DATASET>
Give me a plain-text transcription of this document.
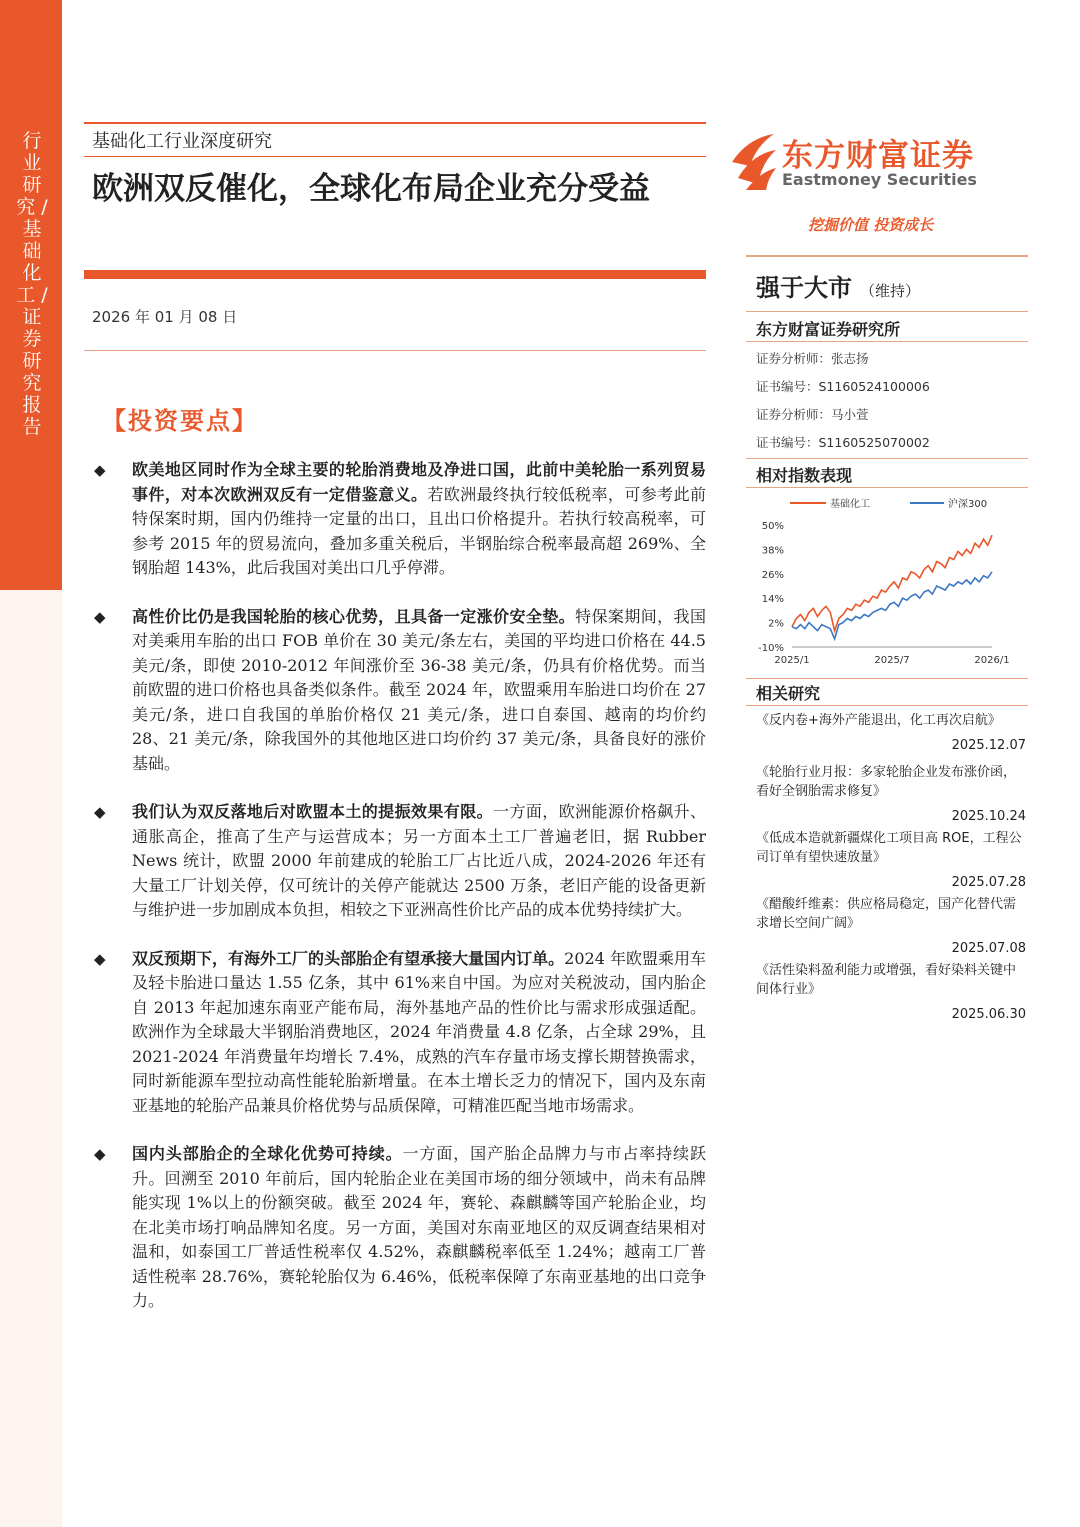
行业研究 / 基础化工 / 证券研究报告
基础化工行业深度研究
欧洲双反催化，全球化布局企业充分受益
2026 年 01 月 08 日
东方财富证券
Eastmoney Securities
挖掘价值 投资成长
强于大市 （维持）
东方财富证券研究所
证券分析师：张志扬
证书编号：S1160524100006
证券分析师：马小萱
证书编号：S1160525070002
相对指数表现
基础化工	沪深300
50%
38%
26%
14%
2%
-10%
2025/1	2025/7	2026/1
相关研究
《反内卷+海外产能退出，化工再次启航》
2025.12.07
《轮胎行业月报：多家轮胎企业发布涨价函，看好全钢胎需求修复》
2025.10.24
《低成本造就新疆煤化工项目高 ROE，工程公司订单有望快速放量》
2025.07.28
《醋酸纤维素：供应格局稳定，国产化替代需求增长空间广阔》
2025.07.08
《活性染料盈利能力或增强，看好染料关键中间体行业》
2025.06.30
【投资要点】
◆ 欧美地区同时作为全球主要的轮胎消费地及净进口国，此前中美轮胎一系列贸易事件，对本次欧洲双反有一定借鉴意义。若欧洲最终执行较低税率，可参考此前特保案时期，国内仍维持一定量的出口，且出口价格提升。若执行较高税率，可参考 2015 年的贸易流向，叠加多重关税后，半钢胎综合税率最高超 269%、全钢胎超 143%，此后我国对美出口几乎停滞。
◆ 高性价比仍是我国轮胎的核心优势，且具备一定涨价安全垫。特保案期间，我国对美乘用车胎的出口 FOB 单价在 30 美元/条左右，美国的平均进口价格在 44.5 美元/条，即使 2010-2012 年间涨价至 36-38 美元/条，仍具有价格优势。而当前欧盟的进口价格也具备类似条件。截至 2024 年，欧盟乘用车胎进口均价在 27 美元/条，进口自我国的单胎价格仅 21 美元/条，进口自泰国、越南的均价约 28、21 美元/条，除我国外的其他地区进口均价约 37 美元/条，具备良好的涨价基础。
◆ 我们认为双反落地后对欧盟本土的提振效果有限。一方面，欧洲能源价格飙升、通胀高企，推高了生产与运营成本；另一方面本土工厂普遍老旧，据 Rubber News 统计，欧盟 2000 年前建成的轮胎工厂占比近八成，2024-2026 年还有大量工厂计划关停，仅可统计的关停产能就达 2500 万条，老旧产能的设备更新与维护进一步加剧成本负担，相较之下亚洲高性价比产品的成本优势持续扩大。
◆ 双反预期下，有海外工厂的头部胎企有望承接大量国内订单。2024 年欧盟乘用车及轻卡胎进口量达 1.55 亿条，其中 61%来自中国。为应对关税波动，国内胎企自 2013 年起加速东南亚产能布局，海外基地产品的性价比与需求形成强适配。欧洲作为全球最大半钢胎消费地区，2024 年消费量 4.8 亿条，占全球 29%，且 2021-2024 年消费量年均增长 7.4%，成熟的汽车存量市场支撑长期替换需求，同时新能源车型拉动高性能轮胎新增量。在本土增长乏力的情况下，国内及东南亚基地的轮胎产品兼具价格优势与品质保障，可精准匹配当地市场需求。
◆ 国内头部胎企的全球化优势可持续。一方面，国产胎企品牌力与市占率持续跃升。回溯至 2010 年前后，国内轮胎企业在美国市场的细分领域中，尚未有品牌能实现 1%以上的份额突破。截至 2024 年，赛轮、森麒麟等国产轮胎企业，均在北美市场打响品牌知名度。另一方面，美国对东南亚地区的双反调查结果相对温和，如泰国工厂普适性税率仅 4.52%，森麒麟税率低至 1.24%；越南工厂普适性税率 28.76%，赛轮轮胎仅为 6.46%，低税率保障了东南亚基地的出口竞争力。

WRITTEN EXERCISE>
In the entries above, find every line with the word "证书编号" and list it.

OUTPUT BELOW>
证书编号：S1160524100006
证书编号：S1160525070002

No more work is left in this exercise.